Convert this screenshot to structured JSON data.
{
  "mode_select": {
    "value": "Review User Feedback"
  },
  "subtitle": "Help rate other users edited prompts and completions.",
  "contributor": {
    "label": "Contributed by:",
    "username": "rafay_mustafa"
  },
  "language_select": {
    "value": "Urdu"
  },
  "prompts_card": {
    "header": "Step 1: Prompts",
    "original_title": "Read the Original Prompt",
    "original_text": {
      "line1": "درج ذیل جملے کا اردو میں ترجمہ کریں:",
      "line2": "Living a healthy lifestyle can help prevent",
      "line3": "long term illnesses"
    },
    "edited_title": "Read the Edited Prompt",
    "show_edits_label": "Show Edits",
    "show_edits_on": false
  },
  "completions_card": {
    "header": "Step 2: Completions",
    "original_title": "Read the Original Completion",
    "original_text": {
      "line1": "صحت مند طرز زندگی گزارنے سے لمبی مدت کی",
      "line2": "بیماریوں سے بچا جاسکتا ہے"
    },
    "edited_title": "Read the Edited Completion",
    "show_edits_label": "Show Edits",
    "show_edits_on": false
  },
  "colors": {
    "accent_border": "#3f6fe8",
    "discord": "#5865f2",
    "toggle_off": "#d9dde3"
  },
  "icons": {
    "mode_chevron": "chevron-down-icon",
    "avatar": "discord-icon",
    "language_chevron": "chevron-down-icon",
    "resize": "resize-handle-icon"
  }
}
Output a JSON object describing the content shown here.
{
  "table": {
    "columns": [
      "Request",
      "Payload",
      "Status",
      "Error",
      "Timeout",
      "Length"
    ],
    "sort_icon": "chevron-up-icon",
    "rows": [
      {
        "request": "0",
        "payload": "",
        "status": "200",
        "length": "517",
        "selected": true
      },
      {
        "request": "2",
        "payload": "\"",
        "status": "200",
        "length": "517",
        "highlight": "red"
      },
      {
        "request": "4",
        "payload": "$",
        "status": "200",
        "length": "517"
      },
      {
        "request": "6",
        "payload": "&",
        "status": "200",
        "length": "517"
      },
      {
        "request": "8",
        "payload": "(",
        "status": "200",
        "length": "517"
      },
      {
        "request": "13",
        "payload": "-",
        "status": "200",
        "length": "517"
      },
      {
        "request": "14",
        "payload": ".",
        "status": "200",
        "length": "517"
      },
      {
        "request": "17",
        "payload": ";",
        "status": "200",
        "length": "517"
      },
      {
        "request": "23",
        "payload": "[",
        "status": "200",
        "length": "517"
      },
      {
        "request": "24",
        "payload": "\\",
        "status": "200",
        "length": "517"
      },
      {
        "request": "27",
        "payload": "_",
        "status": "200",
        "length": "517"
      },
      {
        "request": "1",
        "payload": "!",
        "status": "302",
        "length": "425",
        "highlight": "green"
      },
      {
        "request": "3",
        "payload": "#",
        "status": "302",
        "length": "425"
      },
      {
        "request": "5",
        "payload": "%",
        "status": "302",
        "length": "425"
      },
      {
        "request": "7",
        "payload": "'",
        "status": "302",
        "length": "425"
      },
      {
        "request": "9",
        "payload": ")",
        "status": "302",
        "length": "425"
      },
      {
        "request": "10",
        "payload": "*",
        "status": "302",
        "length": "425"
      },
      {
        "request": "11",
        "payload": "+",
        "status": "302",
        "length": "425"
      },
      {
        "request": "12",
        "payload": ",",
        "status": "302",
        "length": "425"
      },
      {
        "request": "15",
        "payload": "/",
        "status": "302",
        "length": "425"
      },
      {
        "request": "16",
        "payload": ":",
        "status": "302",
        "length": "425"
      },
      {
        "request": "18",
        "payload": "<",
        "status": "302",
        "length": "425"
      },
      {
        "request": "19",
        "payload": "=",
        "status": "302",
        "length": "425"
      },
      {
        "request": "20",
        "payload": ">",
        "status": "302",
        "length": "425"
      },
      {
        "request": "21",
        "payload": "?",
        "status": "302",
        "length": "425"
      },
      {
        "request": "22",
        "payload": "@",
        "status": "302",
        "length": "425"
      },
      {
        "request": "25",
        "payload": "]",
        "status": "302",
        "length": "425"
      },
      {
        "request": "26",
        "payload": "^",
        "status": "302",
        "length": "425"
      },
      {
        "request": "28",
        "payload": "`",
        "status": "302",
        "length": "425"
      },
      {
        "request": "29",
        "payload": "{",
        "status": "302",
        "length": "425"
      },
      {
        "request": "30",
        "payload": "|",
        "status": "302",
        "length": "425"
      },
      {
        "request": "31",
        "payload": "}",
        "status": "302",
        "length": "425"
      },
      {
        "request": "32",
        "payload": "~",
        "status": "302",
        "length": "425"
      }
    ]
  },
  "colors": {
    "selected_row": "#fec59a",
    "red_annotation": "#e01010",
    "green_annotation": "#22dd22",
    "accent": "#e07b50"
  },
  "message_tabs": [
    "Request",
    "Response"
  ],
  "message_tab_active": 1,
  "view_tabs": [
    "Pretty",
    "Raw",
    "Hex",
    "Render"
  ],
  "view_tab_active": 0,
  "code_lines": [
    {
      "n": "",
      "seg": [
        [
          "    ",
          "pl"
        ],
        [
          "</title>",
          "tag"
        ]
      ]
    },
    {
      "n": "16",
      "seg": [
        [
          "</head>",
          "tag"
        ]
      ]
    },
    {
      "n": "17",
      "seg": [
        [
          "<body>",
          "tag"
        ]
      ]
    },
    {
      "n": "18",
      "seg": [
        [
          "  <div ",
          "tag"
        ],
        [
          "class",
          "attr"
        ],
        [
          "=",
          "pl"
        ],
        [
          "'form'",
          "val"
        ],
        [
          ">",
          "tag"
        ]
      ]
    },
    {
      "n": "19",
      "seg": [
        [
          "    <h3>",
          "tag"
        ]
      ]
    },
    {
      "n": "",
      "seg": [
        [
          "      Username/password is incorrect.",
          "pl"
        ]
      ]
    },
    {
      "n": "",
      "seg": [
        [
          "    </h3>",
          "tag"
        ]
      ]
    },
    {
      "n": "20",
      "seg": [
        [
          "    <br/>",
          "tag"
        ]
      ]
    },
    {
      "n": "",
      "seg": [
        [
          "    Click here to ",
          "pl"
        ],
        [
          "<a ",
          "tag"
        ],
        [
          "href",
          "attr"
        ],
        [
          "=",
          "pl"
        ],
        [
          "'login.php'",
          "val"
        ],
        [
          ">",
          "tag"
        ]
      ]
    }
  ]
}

━━━━━━━━

### DIRECTIVE
For each line of the listing that holds the word "value", show that line.

### ANSWER FOR THE TASK
    "value": "Review User Feedback"
    "value": "Urdu"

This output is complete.